- **Given instruction**
Omit every picture and write out the rest of the records exactly.

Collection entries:
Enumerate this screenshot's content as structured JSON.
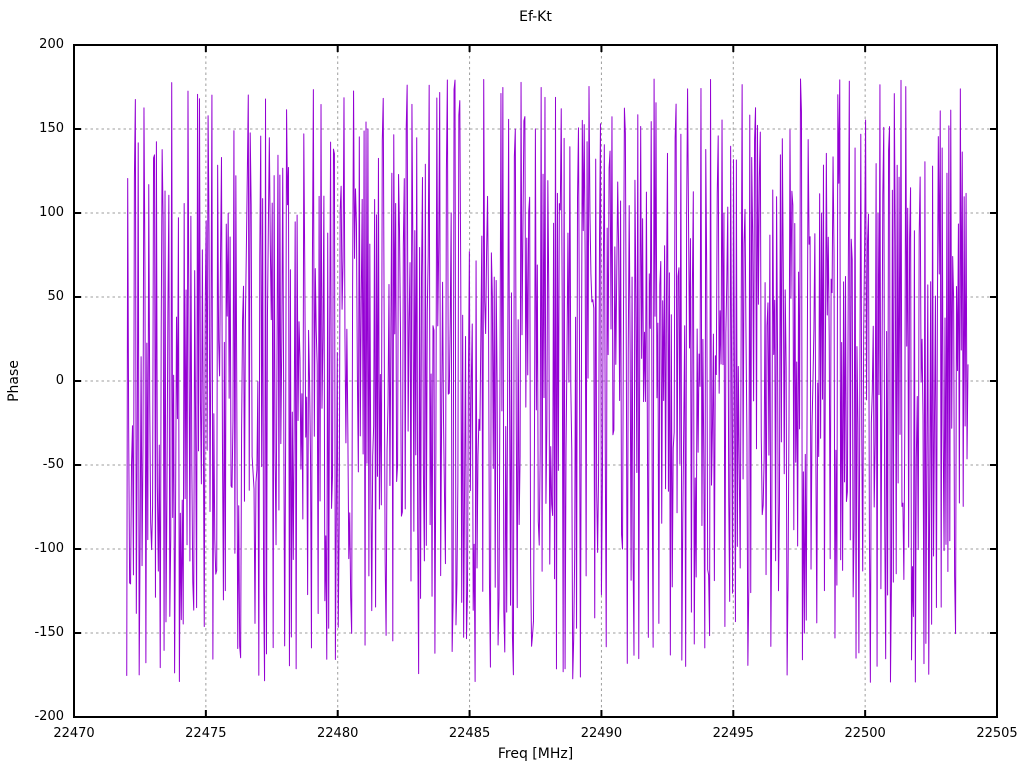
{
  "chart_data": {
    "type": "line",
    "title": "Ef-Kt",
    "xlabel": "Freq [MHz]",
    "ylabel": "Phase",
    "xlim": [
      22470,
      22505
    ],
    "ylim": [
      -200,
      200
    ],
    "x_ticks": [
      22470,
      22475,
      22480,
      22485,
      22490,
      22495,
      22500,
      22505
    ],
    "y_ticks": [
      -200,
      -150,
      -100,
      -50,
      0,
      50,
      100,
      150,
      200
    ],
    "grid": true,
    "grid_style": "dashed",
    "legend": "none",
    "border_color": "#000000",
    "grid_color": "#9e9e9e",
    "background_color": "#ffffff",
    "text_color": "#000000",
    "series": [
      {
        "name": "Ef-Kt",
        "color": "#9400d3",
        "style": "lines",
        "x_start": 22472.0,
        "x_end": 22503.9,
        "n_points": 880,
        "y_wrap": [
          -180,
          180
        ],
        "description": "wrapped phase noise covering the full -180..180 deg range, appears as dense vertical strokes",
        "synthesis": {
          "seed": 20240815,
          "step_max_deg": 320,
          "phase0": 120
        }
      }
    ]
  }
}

- **Solution to the exercise**
Enumerate this screenshot's content as structured JSON.
{
  "chart_data": {
    "type": "line",
    "title": "Ef-Kt",
    "xlabel": "Freq [MHz]",
    "ylabel": "Phase",
    "xlim": [
      22470,
      22505
    ],
    "ylim": [
      -200,
      200
    ],
    "x_ticks": [
      22470,
      22475,
      22480,
      22485,
      22490,
      22495,
      22500,
      22505
    ],
    "y_ticks": [
      -200,
      -150,
      -100,
      -50,
      0,
      50,
      100,
      150,
      200
    ],
    "grid": true,
    "grid_style": "dashed",
    "legend": "none",
    "border_color": "#000000",
    "grid_color": "#9e9e9e",
    "background_color": "#ffffff",
    "text_color": "#000000",
    "series": [
      {
        "name": "Ef-Kt",
        "color": "#9400d3",
        "style": "lines",
        "x_start": 22472.0,
        "x_end": 22503.9,
        "n_points": 880,
        "y_wrap": [
          -180,
          180
        ],
        "description": "wrapped phase noise covering the full -180..180 deg range, appears as dense vertical strokes",
        "synthesis": {
          "seed": 20240815,
          "step_max_deg": 320,
          "phase0": 120
        }
      }
    ]
  }
}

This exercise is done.